Source records
-----

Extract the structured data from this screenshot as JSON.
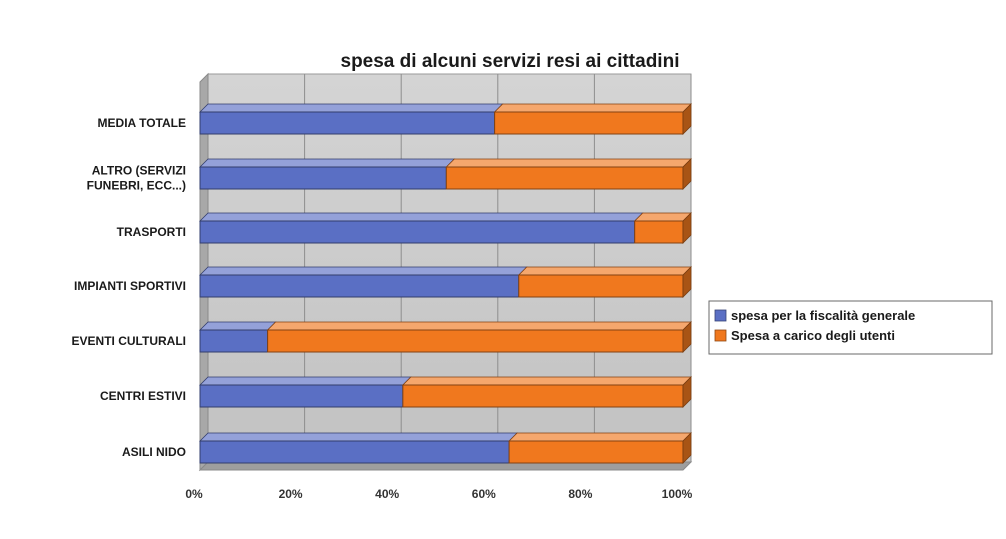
{
  "chart_data": {
    "type": "bar",
    "orientation": "horizontal",
    "stacked": true,
    "percent": true,
    "title": "spesa di alcuni servizi resi ai cittadini",
    "categories": [
      "MEDIA TOTALE",
      "ALTRO (SERVIZI FUNEBRI, ECC...)",
      "TRASPORTI",
      "IMPIANTI SPORTIVI",
      "EVENTI CULTURALI",
      "CENTRI ESTIVI",
      "ASILI NIDO"
    ],
    "category_lines": [
      [
        "MEDIA TOTALE"
      ],
      [
        "ALTRO (SERVIZI",
        "FUNEBRI, ECC...)"
      ],
      [
        "TRASPORTI"
      ],
      [
        "IMPIANTI SPORTIVI"
      ],
      [
        "EVENTI CULTURALI"
      ],
      [
        "CENTRI ESTIVI"
      ],
      [
        "ASILI NIDO"
      ]
    ],
    "series": [
      {
        "name": "spesa per la fiscalità generale",
        "color": "#5a6fc4",
        "values": [
          61,
          51,
          90,
          66,
          14,
          42,
          64
        ]
      },
      {
        "name": "Spesa a carico degli utenti",
        "color": "#f0781e",
        "values": [
          39,
          49,
          10,
          34,
          86,
          58,
          36
        ]
      }
    ],
    "xlim": [
      0,
      100
    ],
    "xticks": [
      "0%",
      "20%",
      "40%",
      "60%",
      "80%",
      "100%"
    ],
    "grid": true,
    "legend_position": "right"
  }
}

-----

Stated exercise
Among the records above, find each line holding the string "true" and pull it out.

Correct response
    "stacked": true,
    "percent": true,
    "grid": true,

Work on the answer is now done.